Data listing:
Start
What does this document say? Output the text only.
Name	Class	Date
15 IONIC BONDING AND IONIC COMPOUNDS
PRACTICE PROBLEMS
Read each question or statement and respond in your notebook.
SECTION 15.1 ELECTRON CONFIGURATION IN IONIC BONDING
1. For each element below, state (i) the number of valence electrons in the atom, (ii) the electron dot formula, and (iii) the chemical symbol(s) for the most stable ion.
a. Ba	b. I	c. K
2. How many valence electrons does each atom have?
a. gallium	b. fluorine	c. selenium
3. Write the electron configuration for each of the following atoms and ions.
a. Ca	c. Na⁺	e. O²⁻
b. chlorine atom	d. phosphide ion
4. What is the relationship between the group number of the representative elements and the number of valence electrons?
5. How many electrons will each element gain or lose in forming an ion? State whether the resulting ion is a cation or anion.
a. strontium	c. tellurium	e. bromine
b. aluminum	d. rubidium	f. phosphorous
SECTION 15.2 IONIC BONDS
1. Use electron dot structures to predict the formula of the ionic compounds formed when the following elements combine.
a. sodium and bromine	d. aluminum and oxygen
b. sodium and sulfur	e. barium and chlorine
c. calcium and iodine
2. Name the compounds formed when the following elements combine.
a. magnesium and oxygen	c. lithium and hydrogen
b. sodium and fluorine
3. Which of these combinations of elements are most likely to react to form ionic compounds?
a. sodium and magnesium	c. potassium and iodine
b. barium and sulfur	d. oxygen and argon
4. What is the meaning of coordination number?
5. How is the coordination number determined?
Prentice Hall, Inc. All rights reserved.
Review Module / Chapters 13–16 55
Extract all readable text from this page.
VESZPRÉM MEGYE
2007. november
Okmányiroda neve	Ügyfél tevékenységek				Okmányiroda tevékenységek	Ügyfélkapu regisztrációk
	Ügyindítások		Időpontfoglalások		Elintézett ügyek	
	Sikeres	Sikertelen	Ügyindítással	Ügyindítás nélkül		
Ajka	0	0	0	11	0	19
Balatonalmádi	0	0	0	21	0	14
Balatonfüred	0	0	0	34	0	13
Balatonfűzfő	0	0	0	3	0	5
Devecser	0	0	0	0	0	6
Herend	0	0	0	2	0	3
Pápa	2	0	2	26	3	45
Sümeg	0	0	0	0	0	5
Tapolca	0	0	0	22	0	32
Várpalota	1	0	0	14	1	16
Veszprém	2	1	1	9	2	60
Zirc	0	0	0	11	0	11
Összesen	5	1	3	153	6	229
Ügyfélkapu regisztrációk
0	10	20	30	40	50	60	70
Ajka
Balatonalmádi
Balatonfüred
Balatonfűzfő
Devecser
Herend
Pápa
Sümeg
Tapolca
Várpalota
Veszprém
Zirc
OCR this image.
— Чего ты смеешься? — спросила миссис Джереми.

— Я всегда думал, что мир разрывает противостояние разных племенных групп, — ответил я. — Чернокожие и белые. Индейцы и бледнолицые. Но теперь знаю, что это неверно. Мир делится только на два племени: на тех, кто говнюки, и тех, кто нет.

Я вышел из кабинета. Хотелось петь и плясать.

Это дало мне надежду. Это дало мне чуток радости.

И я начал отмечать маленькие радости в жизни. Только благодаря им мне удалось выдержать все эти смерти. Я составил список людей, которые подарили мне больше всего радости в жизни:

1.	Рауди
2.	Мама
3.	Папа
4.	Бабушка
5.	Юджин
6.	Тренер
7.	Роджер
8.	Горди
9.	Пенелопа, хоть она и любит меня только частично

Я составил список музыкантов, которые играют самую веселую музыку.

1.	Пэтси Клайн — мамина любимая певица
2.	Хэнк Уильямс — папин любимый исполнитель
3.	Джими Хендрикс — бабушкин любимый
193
End
Short exercise: Return every line from the records above that holds the word "Balatonfüred".

Completed task:
Balatonfüred	0	0	0	34	0	13
Balatonfüred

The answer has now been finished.